Say how many lines in the data below contain the word "xlabel", and give no other text.
## begin
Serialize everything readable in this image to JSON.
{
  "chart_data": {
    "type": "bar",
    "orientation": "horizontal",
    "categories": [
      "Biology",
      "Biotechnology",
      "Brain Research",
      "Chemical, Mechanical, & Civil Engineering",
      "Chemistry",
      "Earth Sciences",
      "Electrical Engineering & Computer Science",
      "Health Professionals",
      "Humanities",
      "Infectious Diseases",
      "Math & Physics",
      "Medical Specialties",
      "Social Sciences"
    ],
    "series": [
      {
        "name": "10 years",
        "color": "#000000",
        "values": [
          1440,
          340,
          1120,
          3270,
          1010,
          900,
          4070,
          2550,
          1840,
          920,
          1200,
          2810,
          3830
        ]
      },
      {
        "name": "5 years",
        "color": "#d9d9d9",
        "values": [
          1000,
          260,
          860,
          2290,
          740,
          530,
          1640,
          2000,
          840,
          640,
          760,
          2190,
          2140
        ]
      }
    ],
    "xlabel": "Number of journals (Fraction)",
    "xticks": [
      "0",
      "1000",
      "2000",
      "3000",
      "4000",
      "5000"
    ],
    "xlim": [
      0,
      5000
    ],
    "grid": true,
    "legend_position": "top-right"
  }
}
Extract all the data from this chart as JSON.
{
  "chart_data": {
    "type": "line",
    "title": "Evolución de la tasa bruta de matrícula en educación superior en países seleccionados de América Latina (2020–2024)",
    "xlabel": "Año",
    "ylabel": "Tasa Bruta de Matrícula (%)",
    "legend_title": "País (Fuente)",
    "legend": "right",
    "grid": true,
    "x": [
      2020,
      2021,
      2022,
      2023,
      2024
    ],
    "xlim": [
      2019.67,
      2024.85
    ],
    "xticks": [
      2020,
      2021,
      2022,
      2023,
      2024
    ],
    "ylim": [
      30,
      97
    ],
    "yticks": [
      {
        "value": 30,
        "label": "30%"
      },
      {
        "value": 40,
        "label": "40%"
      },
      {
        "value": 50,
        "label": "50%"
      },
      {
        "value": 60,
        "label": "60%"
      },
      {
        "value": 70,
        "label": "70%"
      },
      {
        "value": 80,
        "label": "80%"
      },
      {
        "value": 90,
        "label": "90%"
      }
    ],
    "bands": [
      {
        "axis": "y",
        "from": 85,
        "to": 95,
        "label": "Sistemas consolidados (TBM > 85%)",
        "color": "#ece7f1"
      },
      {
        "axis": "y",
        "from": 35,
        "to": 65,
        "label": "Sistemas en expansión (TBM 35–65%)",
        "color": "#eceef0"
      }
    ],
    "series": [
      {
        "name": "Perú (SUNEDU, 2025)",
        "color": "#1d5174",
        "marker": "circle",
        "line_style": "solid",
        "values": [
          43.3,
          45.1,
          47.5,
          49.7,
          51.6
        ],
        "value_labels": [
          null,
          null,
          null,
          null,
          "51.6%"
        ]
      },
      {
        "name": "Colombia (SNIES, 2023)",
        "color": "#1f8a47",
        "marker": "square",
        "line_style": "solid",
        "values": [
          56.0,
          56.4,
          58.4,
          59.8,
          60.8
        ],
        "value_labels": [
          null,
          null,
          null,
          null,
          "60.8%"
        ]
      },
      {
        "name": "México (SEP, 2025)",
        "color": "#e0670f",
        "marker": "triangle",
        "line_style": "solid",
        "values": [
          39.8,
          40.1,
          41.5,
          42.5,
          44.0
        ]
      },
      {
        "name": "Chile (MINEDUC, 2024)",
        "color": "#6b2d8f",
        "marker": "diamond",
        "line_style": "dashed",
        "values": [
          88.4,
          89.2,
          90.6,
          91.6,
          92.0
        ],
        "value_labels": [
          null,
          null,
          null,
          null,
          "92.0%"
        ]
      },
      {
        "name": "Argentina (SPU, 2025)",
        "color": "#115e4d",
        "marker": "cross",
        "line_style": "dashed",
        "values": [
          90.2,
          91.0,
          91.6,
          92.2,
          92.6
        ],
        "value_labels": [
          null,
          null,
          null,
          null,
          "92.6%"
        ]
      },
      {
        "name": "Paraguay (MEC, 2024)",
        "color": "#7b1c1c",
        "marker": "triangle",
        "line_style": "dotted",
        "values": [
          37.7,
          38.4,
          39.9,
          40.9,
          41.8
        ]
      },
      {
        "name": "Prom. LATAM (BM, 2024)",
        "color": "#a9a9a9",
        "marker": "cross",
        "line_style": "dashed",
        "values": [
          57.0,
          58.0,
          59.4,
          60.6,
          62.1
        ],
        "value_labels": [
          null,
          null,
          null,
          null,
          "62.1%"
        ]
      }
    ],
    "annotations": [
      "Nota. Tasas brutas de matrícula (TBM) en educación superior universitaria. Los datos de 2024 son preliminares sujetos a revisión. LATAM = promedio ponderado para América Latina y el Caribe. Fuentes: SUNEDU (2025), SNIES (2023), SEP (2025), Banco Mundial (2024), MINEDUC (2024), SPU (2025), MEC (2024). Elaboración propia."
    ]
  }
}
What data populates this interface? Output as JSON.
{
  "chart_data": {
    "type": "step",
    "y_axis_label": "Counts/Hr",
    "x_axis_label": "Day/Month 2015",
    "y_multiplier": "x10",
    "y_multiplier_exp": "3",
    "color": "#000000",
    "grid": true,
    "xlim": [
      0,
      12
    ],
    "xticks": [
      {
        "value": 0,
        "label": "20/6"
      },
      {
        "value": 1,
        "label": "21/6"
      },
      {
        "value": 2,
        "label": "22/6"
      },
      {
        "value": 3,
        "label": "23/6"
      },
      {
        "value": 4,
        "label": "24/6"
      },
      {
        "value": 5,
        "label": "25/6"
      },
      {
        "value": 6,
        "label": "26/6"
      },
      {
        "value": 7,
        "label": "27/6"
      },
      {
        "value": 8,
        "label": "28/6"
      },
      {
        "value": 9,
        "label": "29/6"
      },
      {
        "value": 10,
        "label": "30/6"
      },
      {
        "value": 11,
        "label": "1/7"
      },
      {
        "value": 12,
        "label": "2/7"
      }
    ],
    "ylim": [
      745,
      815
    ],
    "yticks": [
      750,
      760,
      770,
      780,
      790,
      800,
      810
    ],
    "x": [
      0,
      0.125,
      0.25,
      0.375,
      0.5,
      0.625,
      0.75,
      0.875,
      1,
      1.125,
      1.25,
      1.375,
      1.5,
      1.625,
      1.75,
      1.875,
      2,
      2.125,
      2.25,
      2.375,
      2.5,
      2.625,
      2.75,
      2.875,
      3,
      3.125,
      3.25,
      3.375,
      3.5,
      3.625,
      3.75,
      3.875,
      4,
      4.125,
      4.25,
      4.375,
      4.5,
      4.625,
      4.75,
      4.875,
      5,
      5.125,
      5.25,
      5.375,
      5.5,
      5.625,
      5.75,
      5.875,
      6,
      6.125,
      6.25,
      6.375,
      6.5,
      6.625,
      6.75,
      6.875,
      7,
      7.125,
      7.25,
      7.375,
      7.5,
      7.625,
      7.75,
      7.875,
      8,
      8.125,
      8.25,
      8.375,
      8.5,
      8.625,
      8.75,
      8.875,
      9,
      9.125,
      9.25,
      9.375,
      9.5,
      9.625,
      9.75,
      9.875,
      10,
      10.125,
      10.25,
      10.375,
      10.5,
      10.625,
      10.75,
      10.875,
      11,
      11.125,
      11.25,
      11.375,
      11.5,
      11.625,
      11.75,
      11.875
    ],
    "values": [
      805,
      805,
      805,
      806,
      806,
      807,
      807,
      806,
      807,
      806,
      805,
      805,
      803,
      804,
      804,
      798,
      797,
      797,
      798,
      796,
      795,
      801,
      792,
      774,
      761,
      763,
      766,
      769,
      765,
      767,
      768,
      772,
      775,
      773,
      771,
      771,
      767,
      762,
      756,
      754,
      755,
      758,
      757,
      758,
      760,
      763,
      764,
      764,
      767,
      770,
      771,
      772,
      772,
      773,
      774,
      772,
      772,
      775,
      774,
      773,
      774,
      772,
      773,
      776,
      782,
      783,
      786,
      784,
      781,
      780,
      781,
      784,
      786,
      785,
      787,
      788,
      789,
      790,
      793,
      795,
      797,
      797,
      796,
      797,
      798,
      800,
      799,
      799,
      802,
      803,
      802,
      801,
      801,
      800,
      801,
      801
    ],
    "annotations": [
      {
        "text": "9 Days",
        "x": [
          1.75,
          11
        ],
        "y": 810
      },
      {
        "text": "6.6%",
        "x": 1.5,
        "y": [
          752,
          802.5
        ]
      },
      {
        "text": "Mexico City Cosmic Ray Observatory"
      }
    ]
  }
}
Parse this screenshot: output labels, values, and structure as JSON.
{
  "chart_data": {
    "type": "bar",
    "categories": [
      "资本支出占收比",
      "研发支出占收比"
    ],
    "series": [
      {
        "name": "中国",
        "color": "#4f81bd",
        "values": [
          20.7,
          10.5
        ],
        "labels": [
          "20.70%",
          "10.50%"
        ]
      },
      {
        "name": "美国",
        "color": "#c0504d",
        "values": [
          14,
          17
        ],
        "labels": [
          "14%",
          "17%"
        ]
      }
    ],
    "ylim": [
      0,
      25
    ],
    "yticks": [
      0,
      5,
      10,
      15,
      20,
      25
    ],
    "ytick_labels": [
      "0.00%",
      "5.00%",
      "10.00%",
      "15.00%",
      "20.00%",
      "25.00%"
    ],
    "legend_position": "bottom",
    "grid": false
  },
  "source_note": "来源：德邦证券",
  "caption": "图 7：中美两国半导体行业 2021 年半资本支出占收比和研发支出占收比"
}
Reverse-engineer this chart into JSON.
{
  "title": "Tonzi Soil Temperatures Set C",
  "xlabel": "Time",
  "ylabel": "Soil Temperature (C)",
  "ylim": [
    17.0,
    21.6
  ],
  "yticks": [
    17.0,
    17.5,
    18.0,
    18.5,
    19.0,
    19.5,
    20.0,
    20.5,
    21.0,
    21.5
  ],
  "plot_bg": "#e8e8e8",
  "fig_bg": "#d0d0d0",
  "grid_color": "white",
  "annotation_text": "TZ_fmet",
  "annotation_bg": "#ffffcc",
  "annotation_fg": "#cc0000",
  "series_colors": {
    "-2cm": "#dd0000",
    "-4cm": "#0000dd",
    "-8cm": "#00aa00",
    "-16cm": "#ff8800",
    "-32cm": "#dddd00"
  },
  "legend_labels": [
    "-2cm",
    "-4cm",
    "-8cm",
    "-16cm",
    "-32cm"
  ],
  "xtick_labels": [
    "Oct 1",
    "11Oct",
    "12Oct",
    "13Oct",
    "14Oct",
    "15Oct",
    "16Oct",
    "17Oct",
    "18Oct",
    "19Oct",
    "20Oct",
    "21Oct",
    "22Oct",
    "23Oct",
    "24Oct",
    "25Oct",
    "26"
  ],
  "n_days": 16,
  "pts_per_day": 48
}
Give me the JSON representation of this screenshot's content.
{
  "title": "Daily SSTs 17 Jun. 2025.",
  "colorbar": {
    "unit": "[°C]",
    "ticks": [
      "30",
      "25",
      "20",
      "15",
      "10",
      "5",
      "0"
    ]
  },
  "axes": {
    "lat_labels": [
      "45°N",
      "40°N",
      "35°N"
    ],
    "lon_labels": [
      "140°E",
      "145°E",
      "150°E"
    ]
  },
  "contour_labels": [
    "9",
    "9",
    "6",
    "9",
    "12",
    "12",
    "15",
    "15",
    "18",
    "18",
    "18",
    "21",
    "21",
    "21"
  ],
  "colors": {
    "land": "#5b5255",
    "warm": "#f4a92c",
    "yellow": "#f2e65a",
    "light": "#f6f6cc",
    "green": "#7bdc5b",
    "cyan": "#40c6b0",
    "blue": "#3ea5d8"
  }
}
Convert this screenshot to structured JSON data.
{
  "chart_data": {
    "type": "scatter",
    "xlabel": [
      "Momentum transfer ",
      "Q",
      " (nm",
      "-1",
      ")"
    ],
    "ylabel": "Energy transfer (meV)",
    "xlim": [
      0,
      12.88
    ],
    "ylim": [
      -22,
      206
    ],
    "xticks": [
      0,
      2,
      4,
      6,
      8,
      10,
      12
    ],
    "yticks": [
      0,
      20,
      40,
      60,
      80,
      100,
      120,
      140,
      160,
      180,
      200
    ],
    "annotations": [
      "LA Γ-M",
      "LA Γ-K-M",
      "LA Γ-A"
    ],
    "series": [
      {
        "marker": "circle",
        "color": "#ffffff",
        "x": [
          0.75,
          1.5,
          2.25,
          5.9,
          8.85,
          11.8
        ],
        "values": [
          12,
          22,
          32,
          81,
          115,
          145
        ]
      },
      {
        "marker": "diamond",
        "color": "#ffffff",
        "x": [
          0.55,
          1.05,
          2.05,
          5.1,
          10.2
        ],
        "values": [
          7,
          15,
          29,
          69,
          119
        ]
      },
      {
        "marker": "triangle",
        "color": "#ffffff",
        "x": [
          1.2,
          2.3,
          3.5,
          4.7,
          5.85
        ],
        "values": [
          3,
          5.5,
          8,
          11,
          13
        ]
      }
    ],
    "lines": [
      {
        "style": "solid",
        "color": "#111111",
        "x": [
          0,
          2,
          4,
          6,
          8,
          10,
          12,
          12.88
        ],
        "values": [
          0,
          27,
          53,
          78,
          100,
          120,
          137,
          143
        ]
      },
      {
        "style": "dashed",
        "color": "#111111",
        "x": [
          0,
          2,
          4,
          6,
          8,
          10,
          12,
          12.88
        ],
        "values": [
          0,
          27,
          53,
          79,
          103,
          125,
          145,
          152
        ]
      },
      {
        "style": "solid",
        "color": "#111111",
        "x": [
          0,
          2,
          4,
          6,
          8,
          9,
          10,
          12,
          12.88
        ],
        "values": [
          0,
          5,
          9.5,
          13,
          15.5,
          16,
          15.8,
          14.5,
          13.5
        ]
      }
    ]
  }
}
## end
* _Result for this task_: 4